▶

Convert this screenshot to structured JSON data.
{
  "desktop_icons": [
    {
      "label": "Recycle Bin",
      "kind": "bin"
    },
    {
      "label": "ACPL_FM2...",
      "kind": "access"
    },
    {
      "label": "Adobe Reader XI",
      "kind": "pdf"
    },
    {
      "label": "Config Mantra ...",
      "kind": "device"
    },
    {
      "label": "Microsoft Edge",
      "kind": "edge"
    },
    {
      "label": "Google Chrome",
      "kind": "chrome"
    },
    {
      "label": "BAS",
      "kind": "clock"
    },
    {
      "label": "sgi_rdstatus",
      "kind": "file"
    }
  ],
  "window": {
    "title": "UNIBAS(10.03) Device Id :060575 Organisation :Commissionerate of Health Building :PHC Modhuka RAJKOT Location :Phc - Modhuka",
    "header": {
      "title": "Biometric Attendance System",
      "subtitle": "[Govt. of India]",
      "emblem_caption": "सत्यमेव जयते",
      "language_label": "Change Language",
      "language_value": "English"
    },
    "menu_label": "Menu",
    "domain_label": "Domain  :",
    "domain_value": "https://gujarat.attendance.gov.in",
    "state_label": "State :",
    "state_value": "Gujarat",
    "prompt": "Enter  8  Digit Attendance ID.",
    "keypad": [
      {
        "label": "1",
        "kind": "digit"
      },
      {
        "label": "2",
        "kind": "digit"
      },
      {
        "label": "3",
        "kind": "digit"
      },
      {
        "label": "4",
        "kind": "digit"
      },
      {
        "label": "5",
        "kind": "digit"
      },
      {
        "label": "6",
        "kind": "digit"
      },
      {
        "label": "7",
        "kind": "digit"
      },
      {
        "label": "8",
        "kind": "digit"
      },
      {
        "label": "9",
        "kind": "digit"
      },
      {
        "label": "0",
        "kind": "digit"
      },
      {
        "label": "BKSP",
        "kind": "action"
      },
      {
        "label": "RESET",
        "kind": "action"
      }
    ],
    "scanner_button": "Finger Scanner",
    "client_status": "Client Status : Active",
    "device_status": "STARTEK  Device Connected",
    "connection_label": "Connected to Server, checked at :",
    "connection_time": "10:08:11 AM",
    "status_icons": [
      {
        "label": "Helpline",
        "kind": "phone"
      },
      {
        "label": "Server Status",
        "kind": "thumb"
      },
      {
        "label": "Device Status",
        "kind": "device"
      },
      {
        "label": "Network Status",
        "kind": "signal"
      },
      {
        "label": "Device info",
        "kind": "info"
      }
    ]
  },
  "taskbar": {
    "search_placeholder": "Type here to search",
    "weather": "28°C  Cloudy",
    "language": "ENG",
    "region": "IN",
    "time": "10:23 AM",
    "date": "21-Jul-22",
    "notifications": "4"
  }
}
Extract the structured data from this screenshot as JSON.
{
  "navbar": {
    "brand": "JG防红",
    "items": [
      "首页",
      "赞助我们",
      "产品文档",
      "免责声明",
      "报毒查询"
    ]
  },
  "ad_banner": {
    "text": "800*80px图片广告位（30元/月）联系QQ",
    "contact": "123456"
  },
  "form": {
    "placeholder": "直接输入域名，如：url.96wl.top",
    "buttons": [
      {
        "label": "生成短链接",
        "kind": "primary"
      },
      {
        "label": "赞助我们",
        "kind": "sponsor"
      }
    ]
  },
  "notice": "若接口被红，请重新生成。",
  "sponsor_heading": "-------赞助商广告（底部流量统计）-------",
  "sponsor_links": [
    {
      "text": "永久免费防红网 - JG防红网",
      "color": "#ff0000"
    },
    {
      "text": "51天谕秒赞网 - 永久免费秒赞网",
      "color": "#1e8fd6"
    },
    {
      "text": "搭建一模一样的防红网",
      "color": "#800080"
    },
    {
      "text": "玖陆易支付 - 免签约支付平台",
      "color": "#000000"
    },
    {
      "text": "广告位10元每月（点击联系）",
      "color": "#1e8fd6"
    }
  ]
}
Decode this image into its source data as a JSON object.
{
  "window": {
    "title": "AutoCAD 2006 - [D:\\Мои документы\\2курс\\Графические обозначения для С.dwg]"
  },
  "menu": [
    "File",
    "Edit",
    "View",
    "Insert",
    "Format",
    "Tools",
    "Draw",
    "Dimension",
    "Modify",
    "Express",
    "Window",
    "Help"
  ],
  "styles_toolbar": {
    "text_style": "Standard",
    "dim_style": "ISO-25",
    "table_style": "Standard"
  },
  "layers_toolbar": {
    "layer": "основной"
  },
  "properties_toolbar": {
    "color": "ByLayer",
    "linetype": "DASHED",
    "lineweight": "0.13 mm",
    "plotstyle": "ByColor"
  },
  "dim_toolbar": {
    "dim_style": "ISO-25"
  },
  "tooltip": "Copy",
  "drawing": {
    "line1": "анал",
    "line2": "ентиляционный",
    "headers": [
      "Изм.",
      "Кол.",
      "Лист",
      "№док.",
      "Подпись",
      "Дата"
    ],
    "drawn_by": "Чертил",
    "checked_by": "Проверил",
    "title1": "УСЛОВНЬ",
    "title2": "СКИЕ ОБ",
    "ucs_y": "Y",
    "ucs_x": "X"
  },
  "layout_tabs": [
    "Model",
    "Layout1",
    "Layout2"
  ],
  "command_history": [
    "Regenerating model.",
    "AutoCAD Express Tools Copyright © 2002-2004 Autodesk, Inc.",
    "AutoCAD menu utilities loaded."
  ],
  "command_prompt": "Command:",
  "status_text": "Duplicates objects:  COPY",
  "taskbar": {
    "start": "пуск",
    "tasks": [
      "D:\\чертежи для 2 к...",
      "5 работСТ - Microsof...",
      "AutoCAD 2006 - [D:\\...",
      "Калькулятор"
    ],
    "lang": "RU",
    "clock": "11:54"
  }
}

◀

* [Task prompt]: Lines holding the word "Tools" in the entries above are the ones to pull out. Copy them all.

* [Complete output]:
    "Tools",
    "AutoCAD Express Tools Copyright © 2002-2004 Autodesk, Inc.",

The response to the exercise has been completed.